▸ Task requirements
Using the listing below, extract each line that has the word "xlabel" in it.

▸ Given data

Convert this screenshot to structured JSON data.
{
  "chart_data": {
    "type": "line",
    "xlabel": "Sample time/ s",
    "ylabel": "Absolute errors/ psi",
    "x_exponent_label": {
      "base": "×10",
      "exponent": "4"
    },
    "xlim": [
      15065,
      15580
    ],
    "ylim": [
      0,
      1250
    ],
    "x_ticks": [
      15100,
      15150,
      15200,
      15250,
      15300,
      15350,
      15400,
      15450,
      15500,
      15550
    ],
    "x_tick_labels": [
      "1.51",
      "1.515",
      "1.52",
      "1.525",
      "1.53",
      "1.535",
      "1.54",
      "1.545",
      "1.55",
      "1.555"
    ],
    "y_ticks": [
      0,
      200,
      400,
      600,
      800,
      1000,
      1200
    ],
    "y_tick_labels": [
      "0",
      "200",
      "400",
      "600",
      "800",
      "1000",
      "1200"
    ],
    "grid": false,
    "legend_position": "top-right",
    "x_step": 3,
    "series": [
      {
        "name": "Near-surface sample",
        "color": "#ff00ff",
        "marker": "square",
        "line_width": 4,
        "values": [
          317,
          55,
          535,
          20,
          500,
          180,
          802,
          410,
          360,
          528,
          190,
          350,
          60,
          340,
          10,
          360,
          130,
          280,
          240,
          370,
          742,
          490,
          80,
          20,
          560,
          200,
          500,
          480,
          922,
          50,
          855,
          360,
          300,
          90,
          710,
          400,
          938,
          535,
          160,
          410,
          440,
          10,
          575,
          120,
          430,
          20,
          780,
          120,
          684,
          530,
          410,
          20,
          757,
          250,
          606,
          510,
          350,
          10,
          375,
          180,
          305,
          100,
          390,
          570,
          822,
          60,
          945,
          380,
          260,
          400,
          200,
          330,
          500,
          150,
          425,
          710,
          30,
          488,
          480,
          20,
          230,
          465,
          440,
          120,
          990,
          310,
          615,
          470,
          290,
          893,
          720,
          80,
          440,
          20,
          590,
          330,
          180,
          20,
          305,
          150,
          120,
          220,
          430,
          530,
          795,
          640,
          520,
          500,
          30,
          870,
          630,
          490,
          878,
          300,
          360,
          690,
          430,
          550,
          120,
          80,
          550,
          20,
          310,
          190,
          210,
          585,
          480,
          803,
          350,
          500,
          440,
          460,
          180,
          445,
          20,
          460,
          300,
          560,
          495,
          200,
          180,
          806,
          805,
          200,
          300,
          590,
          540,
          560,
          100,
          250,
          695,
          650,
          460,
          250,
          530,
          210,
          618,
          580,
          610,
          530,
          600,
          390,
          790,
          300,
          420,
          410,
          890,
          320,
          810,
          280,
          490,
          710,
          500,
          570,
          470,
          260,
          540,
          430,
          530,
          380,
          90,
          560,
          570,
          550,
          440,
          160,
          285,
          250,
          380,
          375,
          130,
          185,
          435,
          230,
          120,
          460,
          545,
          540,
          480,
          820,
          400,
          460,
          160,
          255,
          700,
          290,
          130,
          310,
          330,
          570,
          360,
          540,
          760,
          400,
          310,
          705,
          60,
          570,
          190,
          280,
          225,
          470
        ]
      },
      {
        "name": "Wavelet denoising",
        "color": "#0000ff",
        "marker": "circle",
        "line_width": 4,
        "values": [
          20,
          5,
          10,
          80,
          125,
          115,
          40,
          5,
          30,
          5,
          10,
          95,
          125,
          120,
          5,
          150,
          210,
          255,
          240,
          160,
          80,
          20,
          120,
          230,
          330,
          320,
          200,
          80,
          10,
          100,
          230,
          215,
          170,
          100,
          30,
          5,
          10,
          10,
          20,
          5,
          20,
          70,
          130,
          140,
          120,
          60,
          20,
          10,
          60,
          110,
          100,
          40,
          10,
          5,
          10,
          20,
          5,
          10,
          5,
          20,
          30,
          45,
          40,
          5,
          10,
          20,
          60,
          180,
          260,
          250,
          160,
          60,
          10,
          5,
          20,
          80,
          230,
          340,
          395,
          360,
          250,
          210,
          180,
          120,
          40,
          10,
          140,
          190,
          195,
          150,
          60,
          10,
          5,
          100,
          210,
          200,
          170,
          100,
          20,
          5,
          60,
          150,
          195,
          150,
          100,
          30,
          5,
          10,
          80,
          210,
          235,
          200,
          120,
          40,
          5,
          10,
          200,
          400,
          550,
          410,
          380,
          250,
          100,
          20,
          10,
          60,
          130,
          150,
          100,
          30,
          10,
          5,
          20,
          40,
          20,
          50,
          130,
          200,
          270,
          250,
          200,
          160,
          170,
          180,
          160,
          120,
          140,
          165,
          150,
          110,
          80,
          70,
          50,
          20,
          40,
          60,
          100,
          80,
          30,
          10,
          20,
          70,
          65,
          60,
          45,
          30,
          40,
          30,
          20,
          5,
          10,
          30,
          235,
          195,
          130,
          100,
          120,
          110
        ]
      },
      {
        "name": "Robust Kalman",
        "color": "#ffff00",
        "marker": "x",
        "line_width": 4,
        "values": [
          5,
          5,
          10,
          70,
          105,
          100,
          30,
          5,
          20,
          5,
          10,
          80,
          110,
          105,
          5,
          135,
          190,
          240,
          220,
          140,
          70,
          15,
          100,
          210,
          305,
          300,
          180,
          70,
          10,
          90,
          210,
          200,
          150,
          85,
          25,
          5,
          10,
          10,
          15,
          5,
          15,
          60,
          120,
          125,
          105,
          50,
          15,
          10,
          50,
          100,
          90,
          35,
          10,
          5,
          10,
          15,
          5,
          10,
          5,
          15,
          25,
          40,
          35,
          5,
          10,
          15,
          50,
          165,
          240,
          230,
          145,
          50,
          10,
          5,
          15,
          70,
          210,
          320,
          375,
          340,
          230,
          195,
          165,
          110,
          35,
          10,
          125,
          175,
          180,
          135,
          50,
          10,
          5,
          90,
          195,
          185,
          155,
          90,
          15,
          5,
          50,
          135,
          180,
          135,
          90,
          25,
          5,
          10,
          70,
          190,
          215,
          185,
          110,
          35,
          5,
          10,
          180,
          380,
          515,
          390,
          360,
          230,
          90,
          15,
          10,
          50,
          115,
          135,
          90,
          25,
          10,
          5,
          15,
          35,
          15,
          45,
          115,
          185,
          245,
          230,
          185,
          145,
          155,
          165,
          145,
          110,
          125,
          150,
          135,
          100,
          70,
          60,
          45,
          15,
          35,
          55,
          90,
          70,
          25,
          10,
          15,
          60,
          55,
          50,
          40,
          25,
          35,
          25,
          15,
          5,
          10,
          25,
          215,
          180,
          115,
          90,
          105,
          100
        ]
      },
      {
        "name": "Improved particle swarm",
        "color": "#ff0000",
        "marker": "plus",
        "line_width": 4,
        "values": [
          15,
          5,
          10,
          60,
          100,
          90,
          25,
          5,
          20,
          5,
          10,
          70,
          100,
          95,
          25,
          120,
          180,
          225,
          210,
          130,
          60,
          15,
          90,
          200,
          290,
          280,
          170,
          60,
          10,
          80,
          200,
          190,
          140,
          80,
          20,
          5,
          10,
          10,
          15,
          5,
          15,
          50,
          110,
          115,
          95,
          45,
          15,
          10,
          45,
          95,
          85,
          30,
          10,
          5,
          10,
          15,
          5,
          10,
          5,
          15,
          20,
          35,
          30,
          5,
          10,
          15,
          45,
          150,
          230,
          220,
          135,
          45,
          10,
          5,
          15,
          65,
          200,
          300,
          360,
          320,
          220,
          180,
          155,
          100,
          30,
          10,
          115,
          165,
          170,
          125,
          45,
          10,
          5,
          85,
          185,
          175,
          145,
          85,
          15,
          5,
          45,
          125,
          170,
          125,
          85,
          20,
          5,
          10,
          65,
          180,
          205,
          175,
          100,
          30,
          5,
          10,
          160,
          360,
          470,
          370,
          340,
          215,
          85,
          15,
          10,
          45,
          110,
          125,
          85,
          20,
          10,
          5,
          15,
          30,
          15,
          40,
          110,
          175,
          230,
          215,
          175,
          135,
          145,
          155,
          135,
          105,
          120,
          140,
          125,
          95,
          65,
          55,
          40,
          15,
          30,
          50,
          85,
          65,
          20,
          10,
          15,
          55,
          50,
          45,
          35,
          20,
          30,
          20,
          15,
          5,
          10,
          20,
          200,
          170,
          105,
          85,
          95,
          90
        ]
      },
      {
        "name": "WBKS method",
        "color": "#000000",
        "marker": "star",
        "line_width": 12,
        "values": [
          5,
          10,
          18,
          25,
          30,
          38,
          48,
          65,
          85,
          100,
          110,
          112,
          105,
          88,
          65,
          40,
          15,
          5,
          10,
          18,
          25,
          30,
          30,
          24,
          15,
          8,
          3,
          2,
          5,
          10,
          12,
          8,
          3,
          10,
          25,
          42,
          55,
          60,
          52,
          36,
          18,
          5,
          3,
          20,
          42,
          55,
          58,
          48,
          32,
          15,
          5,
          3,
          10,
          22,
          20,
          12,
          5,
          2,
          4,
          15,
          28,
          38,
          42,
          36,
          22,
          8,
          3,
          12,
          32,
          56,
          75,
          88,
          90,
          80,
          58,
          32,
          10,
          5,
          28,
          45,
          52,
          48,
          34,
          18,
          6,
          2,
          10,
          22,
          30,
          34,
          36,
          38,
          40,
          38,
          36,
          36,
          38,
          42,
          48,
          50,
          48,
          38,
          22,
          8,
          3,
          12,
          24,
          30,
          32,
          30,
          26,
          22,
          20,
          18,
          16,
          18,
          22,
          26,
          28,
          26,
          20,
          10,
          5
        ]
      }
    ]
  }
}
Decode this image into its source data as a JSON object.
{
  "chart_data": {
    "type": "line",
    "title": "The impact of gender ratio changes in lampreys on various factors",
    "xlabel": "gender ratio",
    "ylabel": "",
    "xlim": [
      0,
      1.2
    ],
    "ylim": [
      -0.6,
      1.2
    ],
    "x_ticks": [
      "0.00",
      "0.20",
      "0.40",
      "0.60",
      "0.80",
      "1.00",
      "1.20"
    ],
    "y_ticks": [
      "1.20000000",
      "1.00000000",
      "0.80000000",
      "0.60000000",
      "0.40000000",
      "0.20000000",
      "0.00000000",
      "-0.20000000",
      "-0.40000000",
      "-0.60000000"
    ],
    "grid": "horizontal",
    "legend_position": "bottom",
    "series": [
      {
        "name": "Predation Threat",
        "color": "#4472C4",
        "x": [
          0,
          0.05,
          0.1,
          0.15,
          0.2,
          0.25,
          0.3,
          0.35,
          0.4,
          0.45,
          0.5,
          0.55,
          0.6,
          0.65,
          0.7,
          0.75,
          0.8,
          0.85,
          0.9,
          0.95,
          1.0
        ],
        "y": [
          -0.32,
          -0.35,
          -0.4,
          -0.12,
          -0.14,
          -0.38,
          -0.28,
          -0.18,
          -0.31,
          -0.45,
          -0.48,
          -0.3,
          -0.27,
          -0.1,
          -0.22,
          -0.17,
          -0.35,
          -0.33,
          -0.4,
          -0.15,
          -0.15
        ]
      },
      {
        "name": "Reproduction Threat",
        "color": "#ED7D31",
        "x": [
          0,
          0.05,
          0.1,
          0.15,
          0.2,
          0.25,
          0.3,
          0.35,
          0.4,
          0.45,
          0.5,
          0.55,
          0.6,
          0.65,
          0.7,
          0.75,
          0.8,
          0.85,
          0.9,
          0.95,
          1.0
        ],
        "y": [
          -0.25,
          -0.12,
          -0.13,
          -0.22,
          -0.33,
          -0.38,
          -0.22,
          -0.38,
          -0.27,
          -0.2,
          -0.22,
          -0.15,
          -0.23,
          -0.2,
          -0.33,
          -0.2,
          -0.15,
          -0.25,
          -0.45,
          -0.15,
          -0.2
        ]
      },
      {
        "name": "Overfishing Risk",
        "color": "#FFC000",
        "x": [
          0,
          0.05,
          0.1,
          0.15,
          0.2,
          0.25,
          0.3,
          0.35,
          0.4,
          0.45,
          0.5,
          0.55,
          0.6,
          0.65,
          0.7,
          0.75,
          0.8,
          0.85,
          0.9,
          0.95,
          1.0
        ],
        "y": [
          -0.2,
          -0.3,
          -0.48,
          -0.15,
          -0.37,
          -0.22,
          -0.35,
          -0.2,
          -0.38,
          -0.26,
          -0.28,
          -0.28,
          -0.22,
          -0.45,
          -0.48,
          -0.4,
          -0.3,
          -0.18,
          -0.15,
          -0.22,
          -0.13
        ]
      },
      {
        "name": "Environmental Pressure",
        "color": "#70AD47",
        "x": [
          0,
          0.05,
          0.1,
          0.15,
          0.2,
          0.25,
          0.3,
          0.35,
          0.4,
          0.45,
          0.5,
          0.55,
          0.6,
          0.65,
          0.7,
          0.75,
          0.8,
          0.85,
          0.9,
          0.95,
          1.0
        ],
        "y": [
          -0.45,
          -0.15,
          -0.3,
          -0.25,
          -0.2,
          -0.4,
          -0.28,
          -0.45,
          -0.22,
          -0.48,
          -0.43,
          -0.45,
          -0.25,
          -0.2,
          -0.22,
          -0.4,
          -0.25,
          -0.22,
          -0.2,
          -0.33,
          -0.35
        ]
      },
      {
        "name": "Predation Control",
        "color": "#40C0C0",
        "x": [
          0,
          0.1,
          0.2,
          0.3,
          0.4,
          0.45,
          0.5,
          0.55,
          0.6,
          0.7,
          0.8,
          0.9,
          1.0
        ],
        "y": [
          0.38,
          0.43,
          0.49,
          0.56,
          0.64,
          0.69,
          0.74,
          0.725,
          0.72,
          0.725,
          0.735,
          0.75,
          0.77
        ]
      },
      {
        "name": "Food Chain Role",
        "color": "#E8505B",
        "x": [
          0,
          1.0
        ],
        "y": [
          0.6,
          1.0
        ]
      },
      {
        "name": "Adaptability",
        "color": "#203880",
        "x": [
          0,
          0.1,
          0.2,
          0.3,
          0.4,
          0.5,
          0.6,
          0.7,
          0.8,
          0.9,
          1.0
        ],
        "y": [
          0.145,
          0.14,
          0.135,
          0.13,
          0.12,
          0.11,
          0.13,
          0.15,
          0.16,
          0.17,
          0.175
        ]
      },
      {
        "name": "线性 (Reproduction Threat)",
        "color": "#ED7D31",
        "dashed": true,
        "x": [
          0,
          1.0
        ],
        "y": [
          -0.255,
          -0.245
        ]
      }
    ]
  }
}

▸ Response
    "xlabel": "Sample time/ s",
    "xlabel": "gender ratio",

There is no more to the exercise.